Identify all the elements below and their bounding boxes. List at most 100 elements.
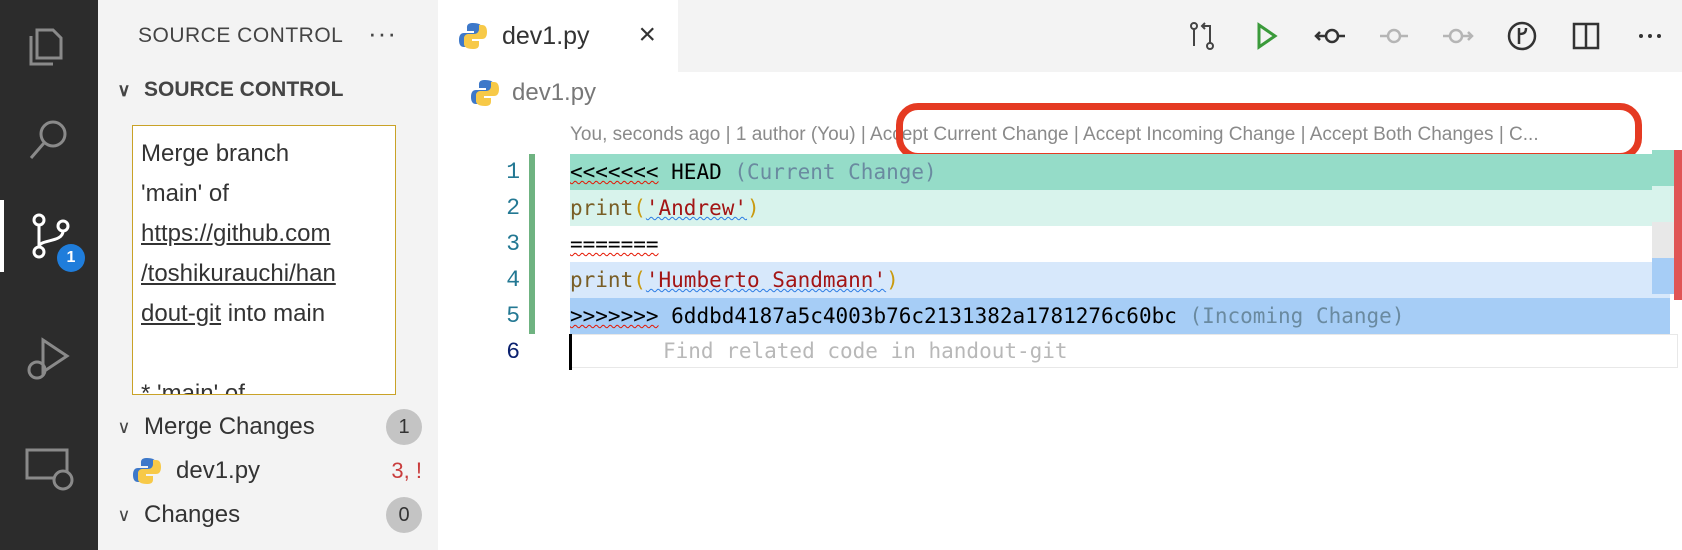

- - - -

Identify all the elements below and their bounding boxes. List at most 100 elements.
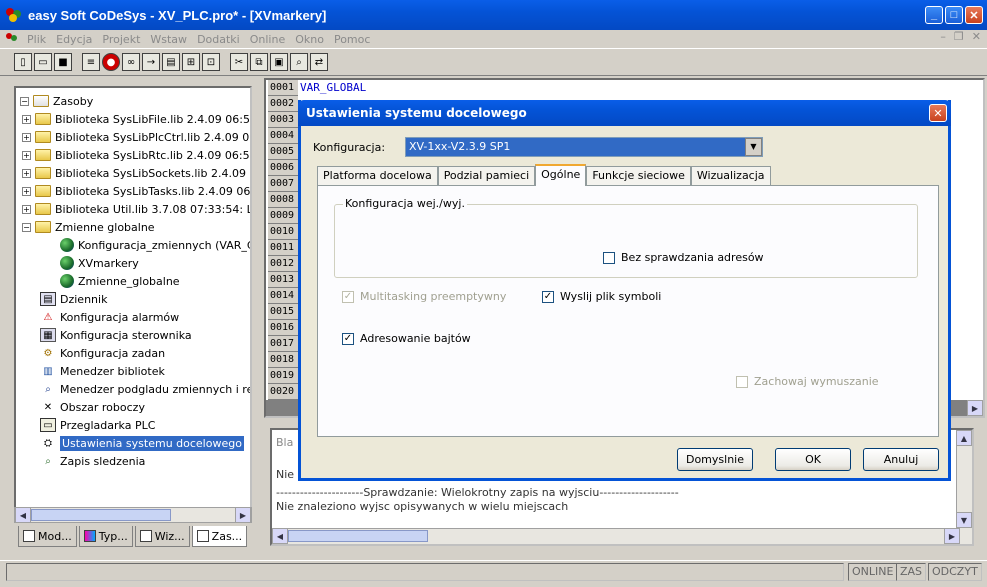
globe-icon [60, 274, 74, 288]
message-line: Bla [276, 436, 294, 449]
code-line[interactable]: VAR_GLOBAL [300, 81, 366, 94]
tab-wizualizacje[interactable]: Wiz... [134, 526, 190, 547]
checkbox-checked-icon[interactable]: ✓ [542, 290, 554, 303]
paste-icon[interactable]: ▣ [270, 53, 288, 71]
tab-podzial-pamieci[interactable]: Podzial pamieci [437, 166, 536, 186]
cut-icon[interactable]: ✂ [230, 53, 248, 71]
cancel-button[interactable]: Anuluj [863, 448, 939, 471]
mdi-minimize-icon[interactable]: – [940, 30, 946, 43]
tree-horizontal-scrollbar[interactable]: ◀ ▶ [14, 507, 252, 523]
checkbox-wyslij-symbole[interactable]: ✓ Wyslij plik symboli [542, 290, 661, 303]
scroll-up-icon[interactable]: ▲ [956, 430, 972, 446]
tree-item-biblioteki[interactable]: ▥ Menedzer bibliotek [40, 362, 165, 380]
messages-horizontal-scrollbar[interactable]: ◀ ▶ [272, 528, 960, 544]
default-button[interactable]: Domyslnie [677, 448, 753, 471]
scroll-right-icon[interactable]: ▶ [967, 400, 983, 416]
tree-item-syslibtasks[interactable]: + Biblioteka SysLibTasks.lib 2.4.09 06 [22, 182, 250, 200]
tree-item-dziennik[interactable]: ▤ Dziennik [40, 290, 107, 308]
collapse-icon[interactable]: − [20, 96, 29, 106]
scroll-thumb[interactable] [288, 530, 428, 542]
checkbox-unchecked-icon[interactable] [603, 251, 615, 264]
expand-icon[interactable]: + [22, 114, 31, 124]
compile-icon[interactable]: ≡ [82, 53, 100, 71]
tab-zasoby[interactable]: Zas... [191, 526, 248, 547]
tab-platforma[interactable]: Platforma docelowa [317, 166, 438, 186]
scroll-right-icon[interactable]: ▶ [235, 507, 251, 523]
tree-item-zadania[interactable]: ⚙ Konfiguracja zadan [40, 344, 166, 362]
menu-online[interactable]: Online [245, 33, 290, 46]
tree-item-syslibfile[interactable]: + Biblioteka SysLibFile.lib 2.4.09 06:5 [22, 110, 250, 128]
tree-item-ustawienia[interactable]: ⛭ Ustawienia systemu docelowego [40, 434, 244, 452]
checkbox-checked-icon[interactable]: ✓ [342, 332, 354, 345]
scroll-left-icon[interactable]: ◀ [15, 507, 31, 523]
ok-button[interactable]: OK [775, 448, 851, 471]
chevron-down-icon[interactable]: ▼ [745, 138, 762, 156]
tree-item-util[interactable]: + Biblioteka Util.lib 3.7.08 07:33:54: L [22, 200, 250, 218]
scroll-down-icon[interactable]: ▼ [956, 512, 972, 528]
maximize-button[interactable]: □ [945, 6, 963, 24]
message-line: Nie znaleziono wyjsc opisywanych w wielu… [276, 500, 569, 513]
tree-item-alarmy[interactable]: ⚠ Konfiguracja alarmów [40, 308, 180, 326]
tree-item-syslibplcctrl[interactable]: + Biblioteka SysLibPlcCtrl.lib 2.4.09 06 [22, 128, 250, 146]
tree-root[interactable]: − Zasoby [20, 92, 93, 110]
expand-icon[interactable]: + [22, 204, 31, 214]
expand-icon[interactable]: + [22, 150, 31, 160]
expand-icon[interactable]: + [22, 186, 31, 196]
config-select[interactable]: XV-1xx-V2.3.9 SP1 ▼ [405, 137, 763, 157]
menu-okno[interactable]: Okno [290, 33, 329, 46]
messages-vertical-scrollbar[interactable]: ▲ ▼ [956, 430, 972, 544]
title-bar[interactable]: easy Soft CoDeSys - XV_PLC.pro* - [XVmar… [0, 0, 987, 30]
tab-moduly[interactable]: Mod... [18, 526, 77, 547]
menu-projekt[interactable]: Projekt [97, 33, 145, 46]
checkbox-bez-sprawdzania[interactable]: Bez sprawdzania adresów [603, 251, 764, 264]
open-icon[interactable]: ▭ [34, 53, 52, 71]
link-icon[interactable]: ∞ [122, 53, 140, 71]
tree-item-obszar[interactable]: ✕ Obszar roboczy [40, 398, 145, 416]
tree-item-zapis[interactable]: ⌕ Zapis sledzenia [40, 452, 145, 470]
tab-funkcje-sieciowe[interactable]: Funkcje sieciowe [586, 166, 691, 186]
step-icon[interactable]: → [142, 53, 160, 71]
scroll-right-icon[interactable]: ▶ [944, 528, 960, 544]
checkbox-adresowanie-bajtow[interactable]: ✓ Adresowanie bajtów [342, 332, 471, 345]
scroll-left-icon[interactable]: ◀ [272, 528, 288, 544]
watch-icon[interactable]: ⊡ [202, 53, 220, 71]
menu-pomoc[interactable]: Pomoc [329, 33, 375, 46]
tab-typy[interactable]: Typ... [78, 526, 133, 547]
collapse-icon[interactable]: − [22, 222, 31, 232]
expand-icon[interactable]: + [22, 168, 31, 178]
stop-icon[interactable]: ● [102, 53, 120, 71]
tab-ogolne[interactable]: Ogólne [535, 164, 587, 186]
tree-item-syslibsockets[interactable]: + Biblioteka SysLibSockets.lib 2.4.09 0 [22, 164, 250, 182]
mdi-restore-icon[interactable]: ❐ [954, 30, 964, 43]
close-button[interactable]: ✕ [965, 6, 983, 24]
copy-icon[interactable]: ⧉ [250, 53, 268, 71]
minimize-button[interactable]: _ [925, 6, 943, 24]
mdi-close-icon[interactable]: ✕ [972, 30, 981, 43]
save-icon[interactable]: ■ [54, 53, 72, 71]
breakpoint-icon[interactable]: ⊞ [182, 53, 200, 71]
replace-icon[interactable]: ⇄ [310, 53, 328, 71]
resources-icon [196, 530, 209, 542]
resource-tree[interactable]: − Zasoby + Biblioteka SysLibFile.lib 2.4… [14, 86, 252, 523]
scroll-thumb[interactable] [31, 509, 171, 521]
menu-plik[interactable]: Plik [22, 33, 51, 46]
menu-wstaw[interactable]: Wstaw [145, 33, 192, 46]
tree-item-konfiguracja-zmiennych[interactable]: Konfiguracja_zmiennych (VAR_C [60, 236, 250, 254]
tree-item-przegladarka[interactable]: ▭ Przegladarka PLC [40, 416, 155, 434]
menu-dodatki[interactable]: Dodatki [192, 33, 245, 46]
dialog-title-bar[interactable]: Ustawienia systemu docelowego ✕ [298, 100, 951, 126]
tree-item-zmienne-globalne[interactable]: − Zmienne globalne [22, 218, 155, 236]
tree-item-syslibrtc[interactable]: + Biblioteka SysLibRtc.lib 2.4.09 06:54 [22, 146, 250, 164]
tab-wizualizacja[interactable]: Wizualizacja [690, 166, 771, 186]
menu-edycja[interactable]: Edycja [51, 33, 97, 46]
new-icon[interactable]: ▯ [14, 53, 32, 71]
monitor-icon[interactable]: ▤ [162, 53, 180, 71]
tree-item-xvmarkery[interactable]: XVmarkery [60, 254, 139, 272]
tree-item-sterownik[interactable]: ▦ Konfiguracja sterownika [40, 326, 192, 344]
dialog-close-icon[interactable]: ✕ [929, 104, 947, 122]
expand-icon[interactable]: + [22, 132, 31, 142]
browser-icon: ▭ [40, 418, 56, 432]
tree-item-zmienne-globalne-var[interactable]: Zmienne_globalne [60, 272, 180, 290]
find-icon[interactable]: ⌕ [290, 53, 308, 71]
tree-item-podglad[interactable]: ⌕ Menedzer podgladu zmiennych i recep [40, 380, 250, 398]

- - - -

Work instructions: Report each line in the records above that contains the string "scrollbar". Case counts.

Written reply:
tree-horizontal-scrollbar[interactable]: ◀ ▶ [14, 507, 252, 523]
messages-horizontal-scrollbar[interactable]: ◀ ▶ [272, 528, 960, 544]
messages-vertical-scrollbar[interactable]: ▲ ▼ [956, 430, 972, 544]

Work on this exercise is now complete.